### THE TASK:
Find every line in the records that holds the string "Attempted". Copy each one.
^^^^^^^^
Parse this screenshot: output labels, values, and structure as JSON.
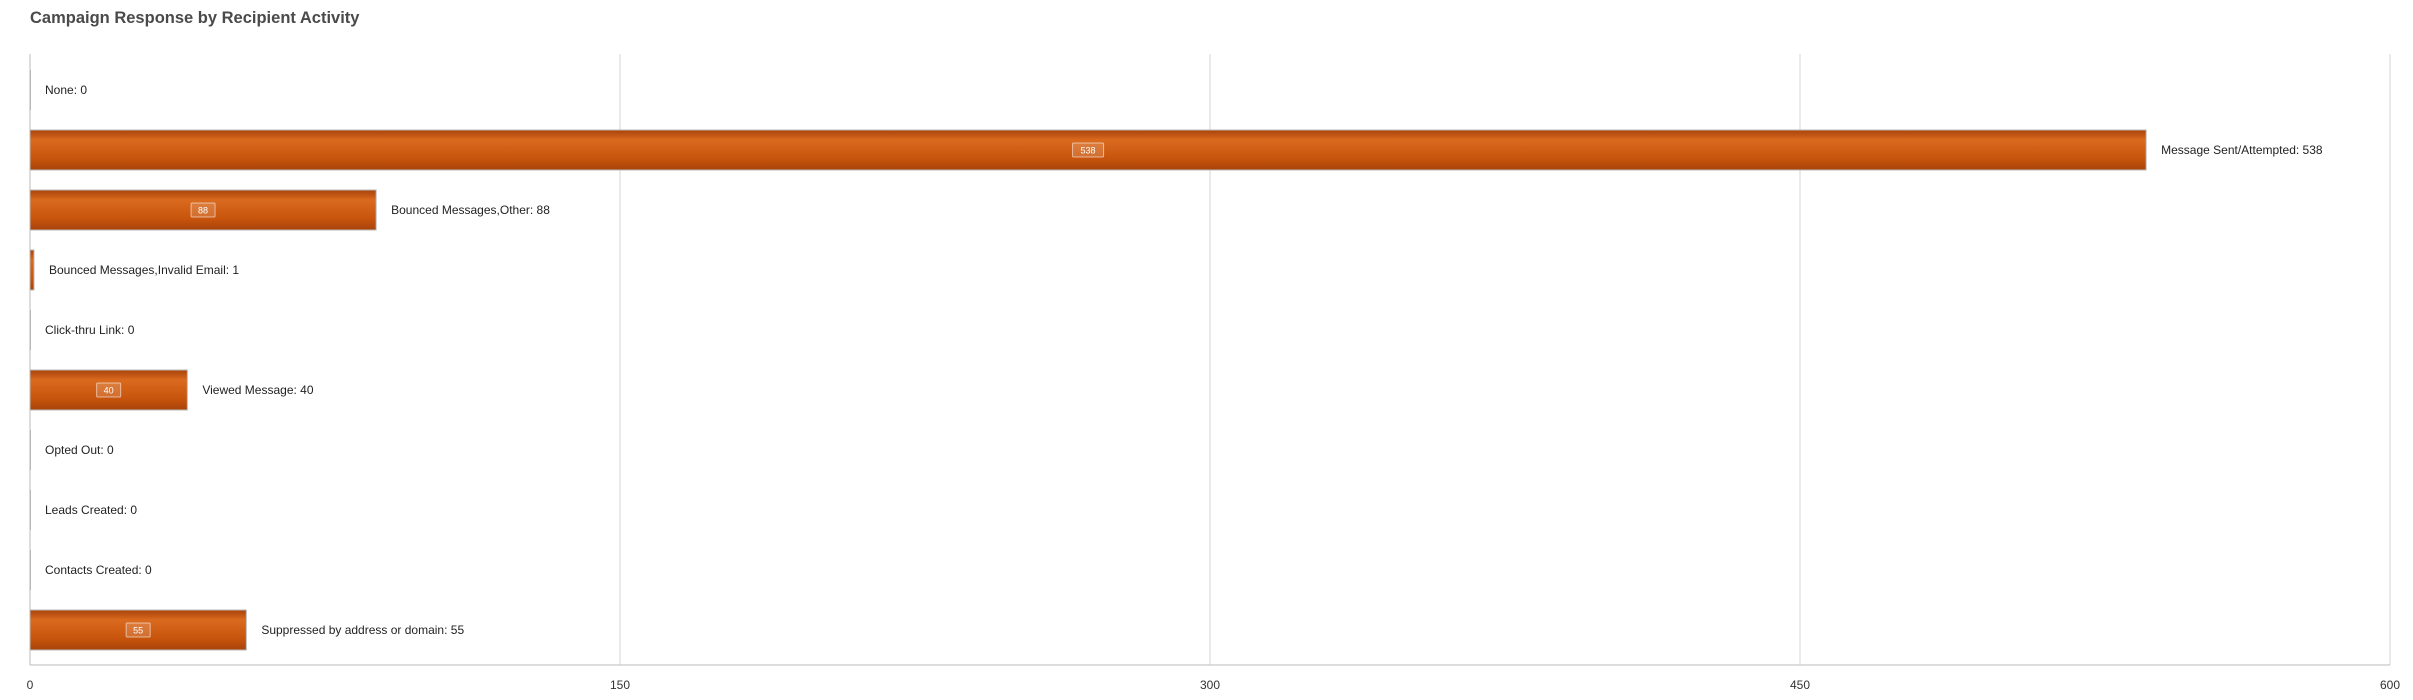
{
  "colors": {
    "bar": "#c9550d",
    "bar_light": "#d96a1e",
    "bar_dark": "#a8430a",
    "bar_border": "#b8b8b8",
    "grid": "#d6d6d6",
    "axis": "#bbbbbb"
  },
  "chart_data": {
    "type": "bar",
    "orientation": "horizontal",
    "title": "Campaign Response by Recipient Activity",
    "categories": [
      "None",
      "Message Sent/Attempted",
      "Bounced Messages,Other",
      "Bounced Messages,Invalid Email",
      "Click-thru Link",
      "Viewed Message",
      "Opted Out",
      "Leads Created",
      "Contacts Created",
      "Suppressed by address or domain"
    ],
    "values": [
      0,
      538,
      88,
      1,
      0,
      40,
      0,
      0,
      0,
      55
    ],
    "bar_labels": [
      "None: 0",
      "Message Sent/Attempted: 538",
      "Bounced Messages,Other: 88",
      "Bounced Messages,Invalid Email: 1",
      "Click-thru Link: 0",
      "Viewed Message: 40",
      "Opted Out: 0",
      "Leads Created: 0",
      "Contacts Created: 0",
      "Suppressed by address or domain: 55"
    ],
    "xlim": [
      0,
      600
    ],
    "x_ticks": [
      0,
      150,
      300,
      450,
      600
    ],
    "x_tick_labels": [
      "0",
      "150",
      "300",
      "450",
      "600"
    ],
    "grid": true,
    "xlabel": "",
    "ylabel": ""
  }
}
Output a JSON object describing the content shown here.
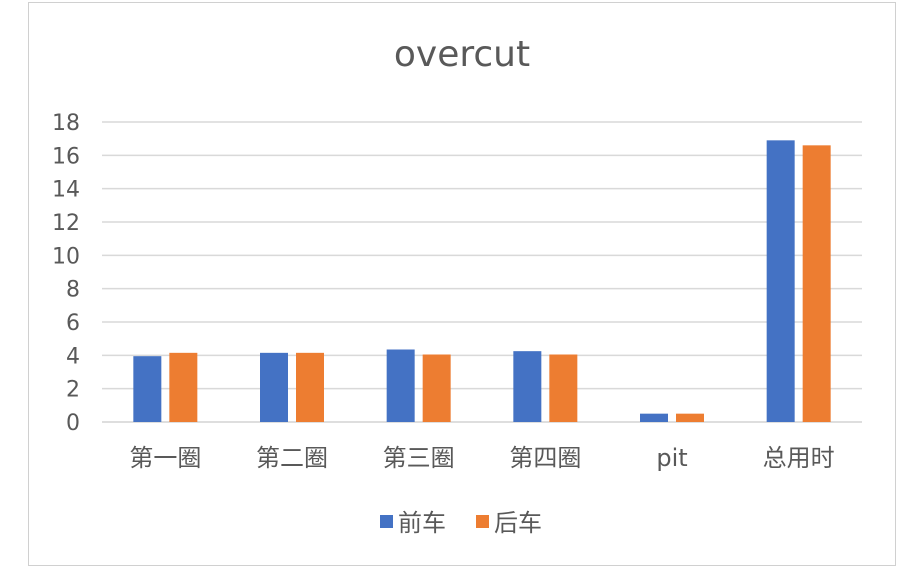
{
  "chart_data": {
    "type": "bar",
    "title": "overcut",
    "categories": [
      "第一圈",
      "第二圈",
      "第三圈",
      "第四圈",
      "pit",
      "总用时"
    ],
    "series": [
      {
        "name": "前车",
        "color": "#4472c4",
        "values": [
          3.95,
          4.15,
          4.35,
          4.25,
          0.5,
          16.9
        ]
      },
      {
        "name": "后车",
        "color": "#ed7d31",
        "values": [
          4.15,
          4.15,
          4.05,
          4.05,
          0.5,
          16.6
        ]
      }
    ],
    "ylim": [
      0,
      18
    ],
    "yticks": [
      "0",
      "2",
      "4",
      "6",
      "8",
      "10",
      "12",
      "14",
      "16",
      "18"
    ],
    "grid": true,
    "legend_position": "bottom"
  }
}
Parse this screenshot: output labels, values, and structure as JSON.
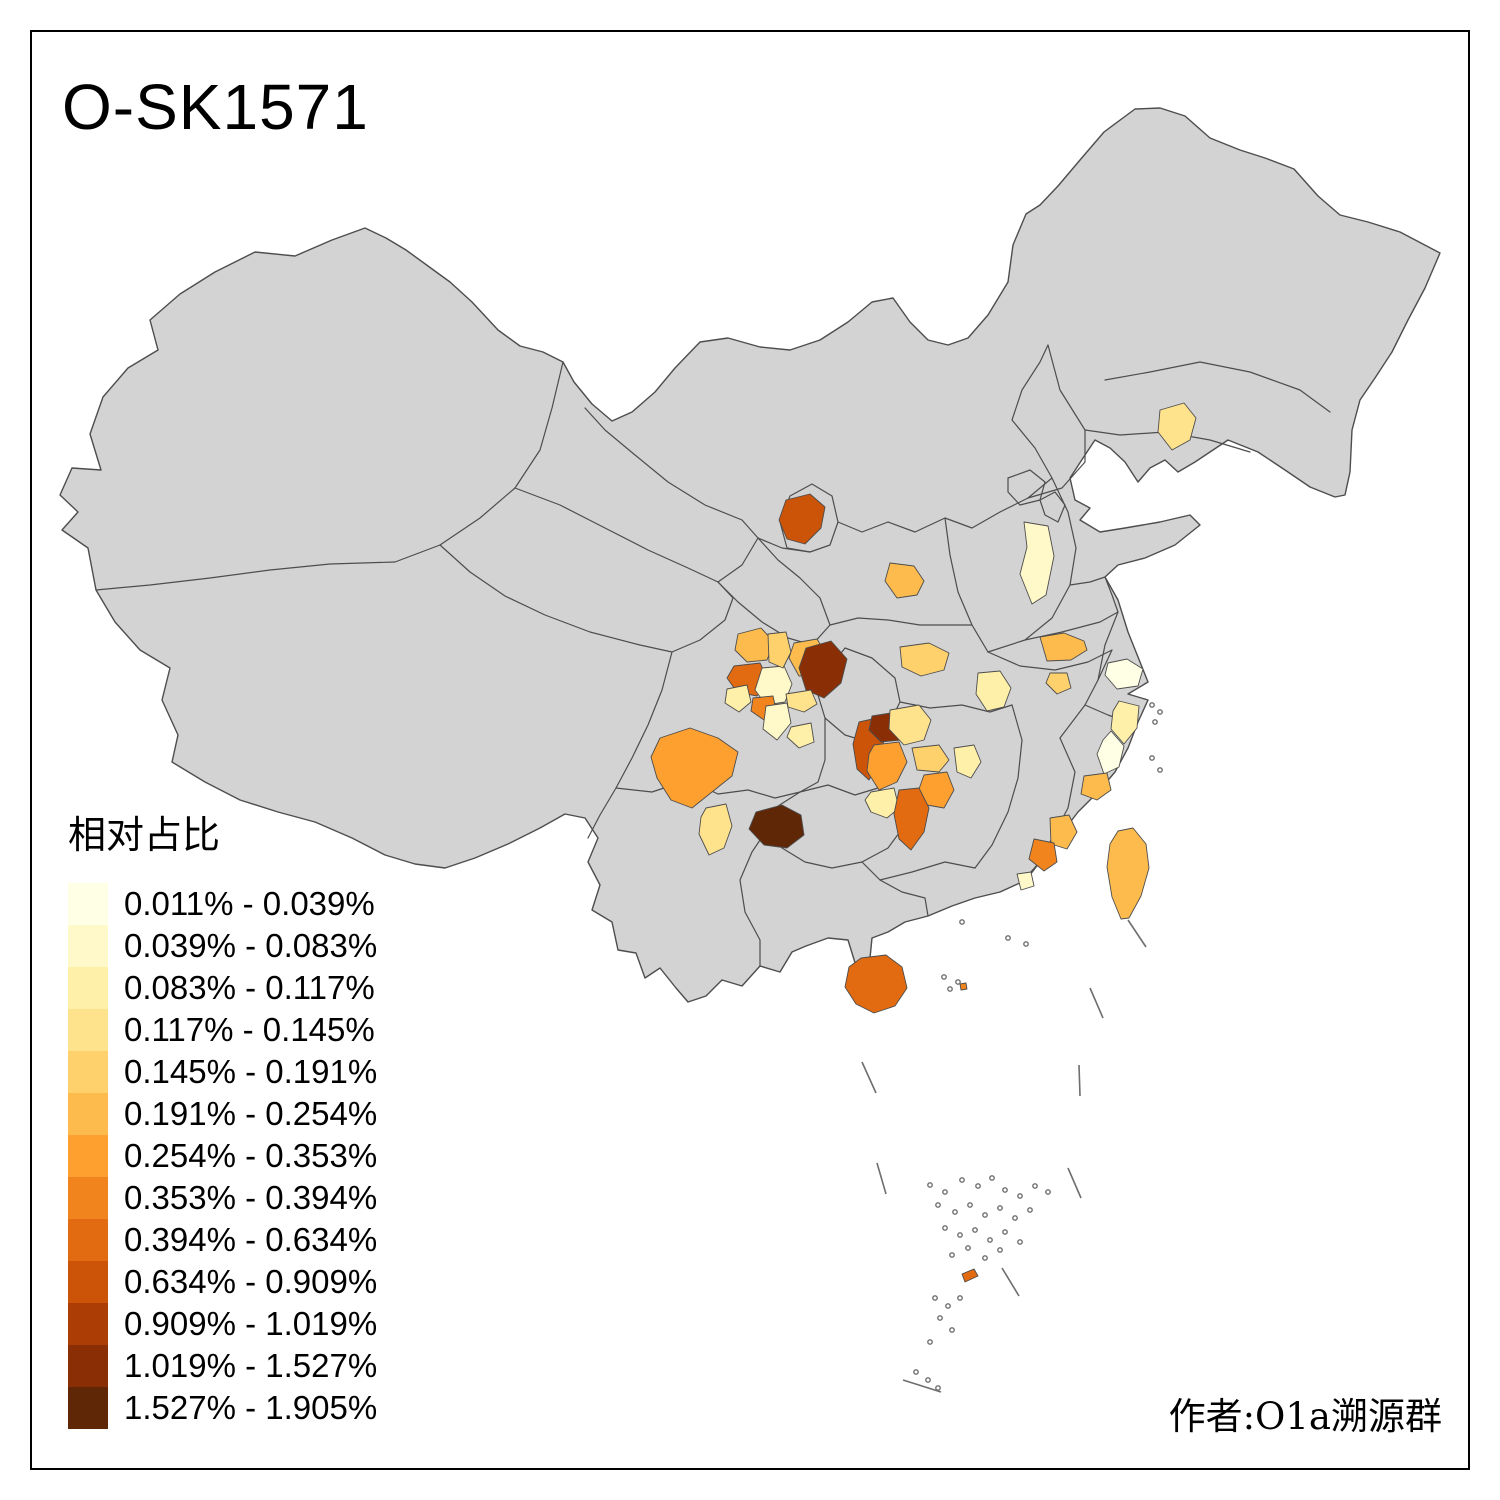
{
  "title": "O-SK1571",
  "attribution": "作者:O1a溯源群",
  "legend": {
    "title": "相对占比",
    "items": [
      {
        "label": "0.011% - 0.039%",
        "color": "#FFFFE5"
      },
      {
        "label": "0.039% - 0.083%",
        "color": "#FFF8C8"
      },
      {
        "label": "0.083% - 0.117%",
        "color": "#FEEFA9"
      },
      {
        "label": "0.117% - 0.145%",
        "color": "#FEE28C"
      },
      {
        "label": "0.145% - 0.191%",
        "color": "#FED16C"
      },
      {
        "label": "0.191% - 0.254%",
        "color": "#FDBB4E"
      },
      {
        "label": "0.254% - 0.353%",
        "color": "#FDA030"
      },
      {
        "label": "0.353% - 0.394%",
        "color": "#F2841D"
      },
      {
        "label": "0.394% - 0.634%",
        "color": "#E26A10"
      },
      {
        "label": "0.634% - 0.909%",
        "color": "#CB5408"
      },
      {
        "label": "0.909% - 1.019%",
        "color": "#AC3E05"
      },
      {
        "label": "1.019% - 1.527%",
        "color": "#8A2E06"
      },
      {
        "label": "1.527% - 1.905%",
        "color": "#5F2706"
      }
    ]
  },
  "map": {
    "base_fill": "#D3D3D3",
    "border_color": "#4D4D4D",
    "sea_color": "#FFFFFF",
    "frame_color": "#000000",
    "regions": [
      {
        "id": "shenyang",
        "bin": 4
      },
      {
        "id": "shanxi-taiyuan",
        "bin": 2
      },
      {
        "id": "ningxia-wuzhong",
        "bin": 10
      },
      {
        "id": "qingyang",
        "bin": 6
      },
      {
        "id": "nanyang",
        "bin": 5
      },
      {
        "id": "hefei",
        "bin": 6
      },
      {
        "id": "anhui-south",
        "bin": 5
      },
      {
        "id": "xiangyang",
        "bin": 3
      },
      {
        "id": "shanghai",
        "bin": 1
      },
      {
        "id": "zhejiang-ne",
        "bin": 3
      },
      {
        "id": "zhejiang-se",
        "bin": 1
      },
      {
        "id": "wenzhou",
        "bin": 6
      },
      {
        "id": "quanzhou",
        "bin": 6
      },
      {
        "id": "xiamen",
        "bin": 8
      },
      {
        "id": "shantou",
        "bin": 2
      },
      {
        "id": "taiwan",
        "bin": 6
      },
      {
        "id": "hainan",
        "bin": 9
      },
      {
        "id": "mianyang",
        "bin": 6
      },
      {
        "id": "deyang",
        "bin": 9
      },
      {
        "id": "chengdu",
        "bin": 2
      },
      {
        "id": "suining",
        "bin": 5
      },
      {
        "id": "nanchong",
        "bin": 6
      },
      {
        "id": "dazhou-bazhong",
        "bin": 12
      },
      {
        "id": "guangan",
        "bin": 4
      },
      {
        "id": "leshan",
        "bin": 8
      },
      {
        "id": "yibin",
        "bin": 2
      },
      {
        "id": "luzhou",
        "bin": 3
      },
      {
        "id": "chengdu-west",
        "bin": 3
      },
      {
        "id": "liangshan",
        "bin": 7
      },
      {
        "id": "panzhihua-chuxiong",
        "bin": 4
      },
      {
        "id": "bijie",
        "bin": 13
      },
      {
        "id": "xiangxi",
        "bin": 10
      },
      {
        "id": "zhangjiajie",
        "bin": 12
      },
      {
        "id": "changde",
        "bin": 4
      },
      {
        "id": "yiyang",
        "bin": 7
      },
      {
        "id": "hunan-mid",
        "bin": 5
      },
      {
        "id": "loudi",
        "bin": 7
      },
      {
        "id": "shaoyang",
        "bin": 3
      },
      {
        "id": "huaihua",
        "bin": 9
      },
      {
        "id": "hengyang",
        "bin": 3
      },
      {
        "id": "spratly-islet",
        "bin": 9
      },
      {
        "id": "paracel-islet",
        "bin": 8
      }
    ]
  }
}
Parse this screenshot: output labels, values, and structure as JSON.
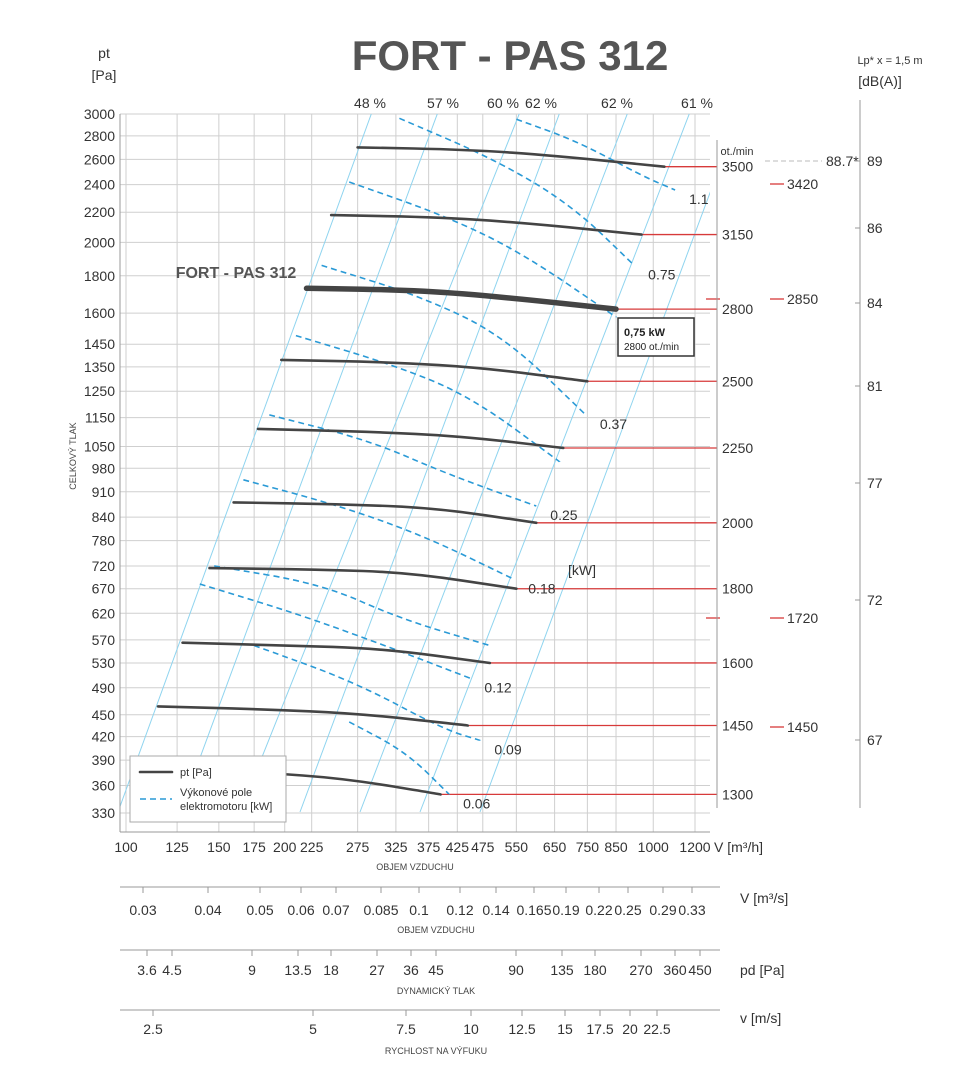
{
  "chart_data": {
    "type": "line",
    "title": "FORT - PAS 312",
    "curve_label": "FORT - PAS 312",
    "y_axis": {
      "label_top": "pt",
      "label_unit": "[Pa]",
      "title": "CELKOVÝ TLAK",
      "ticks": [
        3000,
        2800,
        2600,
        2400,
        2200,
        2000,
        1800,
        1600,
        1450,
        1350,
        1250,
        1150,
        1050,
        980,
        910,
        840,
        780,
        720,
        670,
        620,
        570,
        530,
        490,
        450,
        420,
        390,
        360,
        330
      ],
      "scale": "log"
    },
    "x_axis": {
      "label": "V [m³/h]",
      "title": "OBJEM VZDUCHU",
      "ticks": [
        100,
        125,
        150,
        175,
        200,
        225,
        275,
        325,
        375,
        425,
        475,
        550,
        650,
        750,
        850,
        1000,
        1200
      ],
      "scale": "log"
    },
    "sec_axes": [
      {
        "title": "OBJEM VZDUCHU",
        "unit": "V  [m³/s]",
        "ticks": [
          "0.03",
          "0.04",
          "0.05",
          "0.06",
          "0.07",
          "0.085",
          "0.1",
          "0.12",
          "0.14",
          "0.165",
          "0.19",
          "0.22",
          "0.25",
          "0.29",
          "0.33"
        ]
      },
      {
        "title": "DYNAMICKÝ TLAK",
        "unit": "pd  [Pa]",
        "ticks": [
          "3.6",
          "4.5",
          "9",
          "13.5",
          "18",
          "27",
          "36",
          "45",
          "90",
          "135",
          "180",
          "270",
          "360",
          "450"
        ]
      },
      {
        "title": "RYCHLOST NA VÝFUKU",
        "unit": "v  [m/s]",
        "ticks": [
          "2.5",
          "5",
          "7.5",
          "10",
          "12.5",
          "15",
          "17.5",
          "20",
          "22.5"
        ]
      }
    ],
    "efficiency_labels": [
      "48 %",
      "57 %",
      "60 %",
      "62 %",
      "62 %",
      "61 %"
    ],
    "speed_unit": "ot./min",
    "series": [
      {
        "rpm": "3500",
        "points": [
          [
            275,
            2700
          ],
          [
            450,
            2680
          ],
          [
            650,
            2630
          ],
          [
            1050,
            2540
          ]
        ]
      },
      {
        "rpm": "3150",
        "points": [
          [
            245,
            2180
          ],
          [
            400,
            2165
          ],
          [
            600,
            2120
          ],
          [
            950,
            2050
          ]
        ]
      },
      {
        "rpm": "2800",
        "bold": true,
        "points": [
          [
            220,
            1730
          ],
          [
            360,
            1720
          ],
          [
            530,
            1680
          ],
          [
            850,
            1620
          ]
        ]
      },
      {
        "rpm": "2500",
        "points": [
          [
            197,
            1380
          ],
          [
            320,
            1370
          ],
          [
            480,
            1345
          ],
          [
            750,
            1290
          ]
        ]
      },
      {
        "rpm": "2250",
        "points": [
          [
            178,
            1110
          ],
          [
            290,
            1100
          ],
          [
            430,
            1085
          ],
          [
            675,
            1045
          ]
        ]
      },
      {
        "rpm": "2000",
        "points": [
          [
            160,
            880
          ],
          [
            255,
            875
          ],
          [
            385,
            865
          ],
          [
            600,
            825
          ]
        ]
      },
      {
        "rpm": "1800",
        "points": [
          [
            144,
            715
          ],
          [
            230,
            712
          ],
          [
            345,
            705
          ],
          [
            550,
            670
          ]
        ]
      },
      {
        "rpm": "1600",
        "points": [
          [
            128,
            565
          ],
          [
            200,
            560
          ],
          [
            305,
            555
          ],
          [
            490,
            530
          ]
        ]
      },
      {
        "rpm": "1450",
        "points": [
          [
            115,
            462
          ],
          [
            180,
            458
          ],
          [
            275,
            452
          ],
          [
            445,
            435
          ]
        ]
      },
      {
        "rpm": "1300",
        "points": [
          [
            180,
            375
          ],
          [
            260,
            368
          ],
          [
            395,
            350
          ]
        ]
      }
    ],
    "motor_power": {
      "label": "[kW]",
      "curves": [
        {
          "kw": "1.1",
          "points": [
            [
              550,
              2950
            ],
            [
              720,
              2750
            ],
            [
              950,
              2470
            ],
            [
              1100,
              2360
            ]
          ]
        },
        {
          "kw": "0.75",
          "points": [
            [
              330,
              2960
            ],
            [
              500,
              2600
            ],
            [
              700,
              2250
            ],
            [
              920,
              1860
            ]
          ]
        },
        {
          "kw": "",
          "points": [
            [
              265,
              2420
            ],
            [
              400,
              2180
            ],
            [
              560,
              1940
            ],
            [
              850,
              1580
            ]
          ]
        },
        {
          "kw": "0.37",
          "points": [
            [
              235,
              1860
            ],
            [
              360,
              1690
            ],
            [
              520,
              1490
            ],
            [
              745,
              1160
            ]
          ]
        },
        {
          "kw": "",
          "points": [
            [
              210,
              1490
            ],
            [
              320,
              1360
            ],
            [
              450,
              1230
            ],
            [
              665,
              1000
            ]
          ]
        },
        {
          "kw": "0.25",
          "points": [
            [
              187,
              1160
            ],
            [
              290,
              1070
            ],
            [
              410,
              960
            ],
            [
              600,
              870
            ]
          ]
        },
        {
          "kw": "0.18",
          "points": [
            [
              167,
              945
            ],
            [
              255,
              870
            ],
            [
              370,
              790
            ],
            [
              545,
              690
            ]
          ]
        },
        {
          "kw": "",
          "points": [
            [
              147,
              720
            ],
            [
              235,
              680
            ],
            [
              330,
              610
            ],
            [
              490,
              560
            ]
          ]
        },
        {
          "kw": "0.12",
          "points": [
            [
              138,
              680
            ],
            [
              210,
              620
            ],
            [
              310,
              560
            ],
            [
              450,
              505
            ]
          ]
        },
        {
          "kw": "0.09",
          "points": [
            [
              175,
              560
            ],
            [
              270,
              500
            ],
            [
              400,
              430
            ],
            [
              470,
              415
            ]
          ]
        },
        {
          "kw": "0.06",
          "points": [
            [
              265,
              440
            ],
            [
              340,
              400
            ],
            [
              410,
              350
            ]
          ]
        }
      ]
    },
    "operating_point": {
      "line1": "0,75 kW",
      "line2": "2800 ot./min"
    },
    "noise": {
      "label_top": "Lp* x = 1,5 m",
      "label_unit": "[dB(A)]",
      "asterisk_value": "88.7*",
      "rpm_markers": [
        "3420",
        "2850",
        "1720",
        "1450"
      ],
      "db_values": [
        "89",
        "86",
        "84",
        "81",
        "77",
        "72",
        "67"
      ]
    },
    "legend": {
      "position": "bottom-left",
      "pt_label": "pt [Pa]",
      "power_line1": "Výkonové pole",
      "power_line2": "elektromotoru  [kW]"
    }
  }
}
^^^^^^^^
### RESPONSE BELOW:
      "Message Sent/Attempted",
      "Message Sent/Attempted: 538",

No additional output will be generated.